Work to do: Wherever the string "Department" occurs in a line of these records, report that line.
——————————
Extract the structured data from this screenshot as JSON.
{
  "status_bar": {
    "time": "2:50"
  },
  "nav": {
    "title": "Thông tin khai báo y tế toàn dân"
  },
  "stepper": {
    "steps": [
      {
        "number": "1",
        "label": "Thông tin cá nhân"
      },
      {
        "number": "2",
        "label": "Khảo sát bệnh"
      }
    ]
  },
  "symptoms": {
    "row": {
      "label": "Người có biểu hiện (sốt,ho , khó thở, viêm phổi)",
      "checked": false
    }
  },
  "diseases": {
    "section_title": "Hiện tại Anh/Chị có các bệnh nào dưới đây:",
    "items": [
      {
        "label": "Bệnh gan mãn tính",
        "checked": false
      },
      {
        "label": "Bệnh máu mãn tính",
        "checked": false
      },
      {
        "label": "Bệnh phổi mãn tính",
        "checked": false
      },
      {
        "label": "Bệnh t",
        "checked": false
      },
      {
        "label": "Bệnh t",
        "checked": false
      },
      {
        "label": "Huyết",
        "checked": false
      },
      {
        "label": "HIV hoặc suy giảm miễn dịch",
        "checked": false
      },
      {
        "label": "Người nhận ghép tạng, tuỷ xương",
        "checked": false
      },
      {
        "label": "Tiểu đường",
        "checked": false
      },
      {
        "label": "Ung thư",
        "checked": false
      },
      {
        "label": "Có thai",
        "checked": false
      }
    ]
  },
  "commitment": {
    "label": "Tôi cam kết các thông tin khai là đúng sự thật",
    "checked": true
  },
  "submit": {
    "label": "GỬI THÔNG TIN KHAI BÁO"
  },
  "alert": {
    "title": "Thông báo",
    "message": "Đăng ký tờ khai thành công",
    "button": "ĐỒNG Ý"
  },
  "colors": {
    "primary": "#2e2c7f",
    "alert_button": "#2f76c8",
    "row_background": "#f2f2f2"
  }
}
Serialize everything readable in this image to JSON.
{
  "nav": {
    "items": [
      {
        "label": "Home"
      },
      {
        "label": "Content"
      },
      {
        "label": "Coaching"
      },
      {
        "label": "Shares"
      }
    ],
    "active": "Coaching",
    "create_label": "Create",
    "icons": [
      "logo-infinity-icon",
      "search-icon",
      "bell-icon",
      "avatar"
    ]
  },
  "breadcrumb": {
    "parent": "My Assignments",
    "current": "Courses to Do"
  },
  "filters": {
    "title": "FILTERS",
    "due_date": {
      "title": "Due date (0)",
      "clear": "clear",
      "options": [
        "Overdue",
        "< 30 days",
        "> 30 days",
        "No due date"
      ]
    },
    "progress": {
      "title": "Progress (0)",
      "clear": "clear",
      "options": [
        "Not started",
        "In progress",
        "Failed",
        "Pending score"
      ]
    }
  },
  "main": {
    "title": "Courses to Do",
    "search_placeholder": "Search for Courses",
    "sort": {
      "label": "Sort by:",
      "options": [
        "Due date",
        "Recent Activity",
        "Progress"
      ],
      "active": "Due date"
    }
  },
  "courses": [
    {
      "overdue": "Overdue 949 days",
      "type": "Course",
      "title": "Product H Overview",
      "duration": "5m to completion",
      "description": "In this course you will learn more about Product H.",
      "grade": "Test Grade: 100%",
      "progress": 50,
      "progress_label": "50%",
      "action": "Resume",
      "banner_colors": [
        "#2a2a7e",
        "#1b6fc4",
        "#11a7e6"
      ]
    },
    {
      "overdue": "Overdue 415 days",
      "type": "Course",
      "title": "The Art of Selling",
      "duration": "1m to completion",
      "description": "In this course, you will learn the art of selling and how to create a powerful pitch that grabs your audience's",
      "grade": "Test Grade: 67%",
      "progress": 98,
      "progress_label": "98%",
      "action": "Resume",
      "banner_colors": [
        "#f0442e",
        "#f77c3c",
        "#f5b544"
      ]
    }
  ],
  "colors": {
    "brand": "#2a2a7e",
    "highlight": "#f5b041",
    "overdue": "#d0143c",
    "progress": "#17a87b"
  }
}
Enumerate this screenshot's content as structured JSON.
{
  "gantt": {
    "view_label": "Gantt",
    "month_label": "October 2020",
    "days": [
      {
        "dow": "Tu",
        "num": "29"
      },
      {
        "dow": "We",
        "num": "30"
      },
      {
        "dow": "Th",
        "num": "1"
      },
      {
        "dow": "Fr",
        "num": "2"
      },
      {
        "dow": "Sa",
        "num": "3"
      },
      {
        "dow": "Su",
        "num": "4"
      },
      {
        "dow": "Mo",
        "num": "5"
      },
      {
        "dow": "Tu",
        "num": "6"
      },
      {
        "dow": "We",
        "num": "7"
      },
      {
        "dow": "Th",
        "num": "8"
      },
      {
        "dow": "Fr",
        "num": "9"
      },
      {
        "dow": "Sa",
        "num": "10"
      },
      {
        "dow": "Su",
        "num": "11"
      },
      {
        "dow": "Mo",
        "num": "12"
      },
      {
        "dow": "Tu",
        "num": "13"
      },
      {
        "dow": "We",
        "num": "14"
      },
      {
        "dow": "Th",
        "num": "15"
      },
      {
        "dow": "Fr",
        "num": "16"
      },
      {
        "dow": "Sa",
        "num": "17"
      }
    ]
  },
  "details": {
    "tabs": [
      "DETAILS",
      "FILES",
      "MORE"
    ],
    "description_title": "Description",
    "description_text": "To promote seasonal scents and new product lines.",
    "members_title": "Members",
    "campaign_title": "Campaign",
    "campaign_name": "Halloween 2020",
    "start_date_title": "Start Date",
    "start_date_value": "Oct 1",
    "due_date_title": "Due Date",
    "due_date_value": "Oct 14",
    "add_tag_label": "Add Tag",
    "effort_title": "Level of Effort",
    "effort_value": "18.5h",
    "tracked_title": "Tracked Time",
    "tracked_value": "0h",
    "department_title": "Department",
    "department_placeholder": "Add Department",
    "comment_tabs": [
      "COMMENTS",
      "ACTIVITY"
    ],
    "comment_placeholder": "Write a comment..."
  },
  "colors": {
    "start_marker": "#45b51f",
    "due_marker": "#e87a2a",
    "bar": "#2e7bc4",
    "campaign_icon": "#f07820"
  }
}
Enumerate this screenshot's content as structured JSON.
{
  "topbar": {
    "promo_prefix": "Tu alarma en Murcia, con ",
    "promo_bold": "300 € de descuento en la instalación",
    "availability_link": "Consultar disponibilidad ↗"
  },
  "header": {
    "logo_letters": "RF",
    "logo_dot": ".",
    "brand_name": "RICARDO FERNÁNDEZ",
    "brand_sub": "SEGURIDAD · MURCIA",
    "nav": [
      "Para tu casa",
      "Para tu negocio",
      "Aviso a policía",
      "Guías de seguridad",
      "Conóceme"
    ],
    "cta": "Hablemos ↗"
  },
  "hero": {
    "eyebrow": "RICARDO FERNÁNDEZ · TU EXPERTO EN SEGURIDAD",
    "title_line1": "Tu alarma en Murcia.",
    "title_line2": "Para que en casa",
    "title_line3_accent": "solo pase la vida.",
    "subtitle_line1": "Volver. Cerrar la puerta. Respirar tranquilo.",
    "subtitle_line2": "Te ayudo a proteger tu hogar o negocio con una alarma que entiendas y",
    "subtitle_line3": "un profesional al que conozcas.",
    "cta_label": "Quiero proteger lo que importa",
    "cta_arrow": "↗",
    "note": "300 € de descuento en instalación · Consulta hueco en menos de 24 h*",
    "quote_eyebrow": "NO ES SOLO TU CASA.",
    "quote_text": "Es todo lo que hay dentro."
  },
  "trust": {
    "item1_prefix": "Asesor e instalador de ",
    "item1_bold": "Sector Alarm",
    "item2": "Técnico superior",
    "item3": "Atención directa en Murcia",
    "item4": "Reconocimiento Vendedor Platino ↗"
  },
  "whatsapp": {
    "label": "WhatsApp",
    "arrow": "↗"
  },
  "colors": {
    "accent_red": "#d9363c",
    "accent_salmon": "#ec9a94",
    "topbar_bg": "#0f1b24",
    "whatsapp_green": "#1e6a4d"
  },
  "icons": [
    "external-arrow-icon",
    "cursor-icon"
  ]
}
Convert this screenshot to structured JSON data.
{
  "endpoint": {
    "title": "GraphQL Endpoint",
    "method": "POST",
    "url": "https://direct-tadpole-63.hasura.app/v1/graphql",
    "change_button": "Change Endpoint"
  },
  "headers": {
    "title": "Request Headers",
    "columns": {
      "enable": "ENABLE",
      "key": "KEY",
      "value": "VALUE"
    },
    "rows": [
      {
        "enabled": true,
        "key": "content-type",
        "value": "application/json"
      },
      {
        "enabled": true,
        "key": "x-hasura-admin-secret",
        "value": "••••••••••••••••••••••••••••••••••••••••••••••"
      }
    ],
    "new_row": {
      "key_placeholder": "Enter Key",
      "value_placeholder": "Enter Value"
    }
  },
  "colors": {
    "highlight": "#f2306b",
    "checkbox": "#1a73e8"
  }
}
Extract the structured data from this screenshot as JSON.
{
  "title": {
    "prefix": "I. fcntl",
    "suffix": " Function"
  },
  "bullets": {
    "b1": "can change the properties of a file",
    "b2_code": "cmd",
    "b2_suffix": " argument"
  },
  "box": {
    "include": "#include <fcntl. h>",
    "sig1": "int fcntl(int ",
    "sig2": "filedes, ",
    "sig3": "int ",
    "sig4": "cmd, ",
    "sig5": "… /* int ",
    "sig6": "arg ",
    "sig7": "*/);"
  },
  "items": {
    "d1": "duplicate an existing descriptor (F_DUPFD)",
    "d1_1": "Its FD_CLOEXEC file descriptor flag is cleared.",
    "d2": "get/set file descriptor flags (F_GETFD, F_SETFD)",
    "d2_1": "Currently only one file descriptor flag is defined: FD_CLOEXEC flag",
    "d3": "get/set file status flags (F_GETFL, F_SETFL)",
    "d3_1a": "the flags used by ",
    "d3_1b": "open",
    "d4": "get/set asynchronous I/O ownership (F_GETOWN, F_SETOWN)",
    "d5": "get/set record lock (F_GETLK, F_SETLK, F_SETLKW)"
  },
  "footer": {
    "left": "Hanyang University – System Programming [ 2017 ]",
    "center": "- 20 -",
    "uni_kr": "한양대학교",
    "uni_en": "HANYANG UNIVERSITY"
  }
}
——————————
Correct output:
    "department_title": "Department",
    "department_placeholder": "Add Department",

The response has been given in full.